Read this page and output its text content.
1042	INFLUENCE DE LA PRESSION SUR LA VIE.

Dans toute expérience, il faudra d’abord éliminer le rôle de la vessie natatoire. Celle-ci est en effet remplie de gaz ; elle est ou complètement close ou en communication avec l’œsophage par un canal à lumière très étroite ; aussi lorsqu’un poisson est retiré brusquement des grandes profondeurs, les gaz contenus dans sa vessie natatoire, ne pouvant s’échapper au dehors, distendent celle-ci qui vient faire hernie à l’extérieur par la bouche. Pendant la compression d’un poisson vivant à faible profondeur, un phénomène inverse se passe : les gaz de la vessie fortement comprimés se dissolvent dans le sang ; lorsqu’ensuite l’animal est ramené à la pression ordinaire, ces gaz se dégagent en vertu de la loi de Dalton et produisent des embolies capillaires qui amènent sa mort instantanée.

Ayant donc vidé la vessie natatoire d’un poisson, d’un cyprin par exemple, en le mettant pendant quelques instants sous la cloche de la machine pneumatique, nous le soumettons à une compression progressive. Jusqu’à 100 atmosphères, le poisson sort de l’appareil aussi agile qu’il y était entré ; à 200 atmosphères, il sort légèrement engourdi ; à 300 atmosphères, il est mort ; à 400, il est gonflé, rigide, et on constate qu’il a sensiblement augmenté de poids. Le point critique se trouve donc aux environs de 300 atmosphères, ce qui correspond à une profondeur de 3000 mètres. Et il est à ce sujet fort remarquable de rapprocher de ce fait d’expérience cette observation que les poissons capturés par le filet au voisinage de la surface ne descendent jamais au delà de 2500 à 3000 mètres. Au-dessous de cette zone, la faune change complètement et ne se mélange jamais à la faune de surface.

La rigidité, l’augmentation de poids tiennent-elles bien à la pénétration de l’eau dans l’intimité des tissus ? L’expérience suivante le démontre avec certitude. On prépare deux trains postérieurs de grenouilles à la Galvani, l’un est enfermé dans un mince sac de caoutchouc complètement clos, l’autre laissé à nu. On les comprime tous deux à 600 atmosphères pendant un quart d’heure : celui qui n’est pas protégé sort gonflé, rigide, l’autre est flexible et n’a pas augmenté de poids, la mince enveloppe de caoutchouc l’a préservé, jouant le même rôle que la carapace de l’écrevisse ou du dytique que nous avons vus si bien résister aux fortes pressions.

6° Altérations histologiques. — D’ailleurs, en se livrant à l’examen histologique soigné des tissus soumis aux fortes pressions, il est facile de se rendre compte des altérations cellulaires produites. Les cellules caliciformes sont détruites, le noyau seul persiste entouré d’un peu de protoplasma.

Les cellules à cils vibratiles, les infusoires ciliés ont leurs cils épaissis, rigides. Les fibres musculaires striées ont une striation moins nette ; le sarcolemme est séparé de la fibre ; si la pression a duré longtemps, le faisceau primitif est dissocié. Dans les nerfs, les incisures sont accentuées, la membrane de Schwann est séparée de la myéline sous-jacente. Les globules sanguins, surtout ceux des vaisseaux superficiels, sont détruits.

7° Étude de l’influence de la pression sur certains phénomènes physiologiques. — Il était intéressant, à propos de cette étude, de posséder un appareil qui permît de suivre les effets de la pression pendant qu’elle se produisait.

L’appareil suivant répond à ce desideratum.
════════════════
### Aim of the task
Gather up the lines containing the word "sont" from these records and copy them.

### Output
6° Altérations histologiques. — D’ailleurs, en se livrant à l’examen histologique soigné des tissus soumis aux fortes pressions, il est facile de se rendre compte des altérations cellulaires produites. Les cellules caliciformes sont détruites, le noyau seul persiste entouré d’un peu de protoplasma.
Les cellules à cils vibratiles, les infusoires ciliés ont leurs cils épaissis, rigides. Les fibres musculaires striées ont une striation moins nette ; le sarcolemme est séparé de la fibre ; si la pression a duré longtemps, le faisceau primitif est dissocié. Dans les nerfs, les incisures sont accentuées, la membrane de Schwann est séparée de la myéline sous-jacente. Les globules sanguins, surtout ceux des vaisseaux superficiels, sont détruits.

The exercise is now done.